## PROBLEM TO SOLVE:
Records appear below. Give all of them again, exactly.

## Document page records:
>>>>>
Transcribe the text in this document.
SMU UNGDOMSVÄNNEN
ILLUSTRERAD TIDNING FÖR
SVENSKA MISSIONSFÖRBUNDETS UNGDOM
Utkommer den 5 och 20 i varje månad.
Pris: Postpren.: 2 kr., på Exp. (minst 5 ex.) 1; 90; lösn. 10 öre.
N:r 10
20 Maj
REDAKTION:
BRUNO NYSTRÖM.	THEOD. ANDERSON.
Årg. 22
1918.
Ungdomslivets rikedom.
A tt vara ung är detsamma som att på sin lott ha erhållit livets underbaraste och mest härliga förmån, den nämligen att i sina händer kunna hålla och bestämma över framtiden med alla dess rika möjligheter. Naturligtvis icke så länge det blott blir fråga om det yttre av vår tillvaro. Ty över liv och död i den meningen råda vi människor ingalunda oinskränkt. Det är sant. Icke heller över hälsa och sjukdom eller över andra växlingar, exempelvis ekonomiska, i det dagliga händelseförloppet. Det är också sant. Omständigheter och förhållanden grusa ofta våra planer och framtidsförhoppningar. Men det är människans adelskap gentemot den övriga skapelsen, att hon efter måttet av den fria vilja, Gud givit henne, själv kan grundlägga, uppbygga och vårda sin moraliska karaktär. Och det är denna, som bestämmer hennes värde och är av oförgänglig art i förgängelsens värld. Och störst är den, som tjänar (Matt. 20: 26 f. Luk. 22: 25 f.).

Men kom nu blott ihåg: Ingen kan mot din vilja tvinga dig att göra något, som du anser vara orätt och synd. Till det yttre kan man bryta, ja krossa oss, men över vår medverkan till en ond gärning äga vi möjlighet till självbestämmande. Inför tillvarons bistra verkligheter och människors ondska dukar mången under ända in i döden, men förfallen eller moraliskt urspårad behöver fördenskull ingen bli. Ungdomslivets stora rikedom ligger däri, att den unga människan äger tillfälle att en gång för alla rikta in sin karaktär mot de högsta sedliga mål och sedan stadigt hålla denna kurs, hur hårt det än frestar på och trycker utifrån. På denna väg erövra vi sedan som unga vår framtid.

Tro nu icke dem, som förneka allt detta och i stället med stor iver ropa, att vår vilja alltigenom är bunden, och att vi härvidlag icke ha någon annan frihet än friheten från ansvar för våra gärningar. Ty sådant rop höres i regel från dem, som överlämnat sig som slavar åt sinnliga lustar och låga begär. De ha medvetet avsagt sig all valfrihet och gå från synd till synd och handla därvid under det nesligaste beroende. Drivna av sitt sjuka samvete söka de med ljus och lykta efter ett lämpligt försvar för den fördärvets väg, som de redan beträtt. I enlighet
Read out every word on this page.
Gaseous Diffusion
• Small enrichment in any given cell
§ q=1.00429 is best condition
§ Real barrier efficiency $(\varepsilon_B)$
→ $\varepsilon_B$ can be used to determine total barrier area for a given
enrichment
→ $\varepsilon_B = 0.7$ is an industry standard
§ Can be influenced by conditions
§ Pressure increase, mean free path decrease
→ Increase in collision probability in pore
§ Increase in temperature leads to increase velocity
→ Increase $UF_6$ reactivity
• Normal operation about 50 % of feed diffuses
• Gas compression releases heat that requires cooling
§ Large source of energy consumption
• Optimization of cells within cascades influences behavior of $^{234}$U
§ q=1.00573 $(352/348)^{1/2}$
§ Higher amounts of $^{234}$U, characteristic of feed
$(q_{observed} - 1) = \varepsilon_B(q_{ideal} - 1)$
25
<<<<<
## TASK RESPONSE:
Transcribe the text in this document.
SMU UNGDOMSVÄNNEN
ILLUSTRERAD TIDNING FÖR
SVENSKA MISSIONSFÖRBUNDETS UNGDOM
Utkommer den 5 och 20 i varje månad.
Pris: Postpren.: 2 kr., på Exp. (minst 5 ex.) 1; 90; lösn. 10 öre.
N:r 10
20 Maj
REDAKTION:
BRUNO NYSTRÖM.	THEOD. ANDERSON.
Årg. 22
1918.
Ungdomslivets rikedom.
A tt vara ung är detsamma som att på sin lott ha erhållit livets underbaraste och mest härliga förmån, den nämligen att i sina händer kunna hålla och bestämma över framtiden med alla dess rika möjligheter. Naturligtvis icke så länge det blott blir fråga om det yttre av vår tillvaro. Ty över liv och död i den meningen råda vi människor ingalunda oinskränkt. Det är sant. Icke heller över hälsa och sjukdom eller över andra växlingar, exempelvis ekonomiska, i det dagliga händelseförloppet. Det är också sant. Omständigheter och förhållanden grusa ofta våra planer och framtidsförhoppningar. Men det är människans adelskap gentemot den övriga skapelsen, att hon efter måttet av den fria vilja, Gud givit henne, själv kan grundlägga, uppbygga och vårda sin moraliska karaktär. Och det är denna, som bestämmer hennes värde och är av oförgänglig art i förgängelsens värld. Och störst är den, som tjänar (Matt. 20: 26 f. Luk. 22: 25 f.).

Men kom nu blott ihåg: Ingen kan mot din vilja tvinga dig att göra något, som du anser vara orätt och synd. Till det yttre kan man bryta, ja krossa oss, men över vår medverkan till en ond gärning äga vi möjlighet till självbestämmande. Inför tillvarons bistra verkligheter och människors ondska dukar mången under ända in i döden, men förfallen eller moraliskt urspårad behöver fördenskull ingen bli. Ungdomslivets stora rikedom ligger däri, att den unga människan äger tillfälle att en gång för alla rikta in sin karaktär mot de högsta sedliga mål och sedan stadigt hålla denna kurs, hur hårt det än frestar på och trycker utifrån. På denna väg erövra vi sedan som unga vår framtid.

Tro nu icke dem, som förneka allt detta och i stället med stor iver ropa, att vår vilja alltigenom är bunden, och att vi härvidlag icke ha någon annan frihet än friheten från ansvar för våra gärningar. Ty sådant rop höres i regel från dem, som överlämnat sig som slavar åt sinnliga lustar och låga begär. De ha medvetet avsagt sig all valfrihet och gå från synd till synd och handla därvid under det nesligaste beroende. Drivna av sitt sjuka samvete söka de med ljus och lykta efter ett lämpligt försvar för den fördärvets väg, som de redan beträtt. I enlighet
Read out every word on this page.
Gaseous Diffusion
• Small enrichment in any given cell
§ q=1.00429 is best condition
§ Real barrier efficiency $(\varepsilon_B)$
→ $\varepsilon_B$ can be used to determine total barrier area for a given
enrichment
→ $\varepsilon_B = 0.7$ is an industry standard
§ Can be influenced by conditions
§ Pressure increase, mean free path decrease
→ Increase in collision probability in pore
§ Increase in temperature leads to increase velocity
→ Increase $UF_6$ reactivity
• Normal operation about 50 % of feed diffuses
• Gas compression releases heat that requires cooling
§ Large source of energy consumption
• Optimization of cells within cascades influences behavior of $^{234}$U
§ q=1.00573 $(352/348)^{1/2}$
§ Higher amounts of $^{234}$U, characteristic of feed
$(q_{observed} - 1) = \varepsilon_B(q_{ideal} - 1)$
25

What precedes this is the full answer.